WHAT THE TASK REQUIRES:
Only lines with the string "услуги" matter here; gather them from the material below.

begin DATA

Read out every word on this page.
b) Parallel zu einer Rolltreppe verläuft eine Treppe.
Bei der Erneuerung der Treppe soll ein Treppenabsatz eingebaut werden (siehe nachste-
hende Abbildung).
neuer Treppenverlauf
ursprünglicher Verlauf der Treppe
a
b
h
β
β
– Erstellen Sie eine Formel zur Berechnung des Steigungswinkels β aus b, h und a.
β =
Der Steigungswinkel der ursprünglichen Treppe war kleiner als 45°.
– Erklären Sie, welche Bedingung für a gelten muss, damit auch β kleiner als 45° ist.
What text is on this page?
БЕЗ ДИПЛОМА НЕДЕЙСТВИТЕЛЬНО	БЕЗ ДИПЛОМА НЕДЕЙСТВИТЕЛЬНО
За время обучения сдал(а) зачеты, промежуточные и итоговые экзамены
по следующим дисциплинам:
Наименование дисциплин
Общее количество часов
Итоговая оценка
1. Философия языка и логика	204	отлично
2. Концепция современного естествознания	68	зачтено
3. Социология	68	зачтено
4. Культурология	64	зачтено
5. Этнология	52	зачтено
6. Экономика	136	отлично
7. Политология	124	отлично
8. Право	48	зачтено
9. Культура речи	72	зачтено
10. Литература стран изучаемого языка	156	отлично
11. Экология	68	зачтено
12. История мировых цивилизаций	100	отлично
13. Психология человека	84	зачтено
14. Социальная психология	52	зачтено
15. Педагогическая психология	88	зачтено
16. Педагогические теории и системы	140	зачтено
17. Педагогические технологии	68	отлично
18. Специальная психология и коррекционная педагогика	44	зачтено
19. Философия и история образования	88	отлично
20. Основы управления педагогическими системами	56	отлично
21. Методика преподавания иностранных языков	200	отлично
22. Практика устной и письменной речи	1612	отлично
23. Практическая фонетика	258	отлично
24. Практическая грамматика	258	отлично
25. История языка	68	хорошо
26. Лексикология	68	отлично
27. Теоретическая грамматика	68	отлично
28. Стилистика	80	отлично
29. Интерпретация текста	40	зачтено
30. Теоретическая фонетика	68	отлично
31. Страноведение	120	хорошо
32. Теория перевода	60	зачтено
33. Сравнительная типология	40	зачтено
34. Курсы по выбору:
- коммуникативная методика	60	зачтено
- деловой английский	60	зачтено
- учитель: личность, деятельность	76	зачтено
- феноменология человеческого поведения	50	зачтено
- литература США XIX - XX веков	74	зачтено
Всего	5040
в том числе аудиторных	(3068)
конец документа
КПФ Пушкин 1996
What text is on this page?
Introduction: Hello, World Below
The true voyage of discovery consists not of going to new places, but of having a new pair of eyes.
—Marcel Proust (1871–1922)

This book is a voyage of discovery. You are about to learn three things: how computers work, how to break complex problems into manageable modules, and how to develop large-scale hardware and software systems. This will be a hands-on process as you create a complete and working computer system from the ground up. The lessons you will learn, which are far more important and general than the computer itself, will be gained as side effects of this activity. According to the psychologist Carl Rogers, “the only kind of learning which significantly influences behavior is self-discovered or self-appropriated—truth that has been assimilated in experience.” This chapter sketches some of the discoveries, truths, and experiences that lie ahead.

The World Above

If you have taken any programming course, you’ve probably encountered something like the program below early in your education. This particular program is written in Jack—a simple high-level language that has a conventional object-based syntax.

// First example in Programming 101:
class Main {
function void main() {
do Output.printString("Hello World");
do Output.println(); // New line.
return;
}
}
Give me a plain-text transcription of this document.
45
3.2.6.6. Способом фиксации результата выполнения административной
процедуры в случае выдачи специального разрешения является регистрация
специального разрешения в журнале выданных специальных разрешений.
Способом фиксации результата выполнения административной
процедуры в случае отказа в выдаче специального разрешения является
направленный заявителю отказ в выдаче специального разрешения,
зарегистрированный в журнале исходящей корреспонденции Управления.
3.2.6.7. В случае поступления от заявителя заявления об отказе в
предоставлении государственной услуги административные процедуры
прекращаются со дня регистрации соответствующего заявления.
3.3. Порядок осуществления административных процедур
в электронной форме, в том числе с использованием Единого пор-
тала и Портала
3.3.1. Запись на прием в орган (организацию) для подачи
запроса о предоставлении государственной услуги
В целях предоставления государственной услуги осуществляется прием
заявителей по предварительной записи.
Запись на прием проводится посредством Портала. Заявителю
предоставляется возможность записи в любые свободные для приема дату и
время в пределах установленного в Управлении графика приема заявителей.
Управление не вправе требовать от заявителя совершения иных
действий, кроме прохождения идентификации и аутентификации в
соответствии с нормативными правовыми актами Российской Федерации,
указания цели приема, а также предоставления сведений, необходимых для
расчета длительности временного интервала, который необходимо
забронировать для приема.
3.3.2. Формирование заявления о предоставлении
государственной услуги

end DATA

EXERCISE ANSWER:
предоставлении государственной услуги административные процедуры
запроса о предоставлении государственной услуги
В целях предоставления государственной услуги осуществляется прием
государственной услуги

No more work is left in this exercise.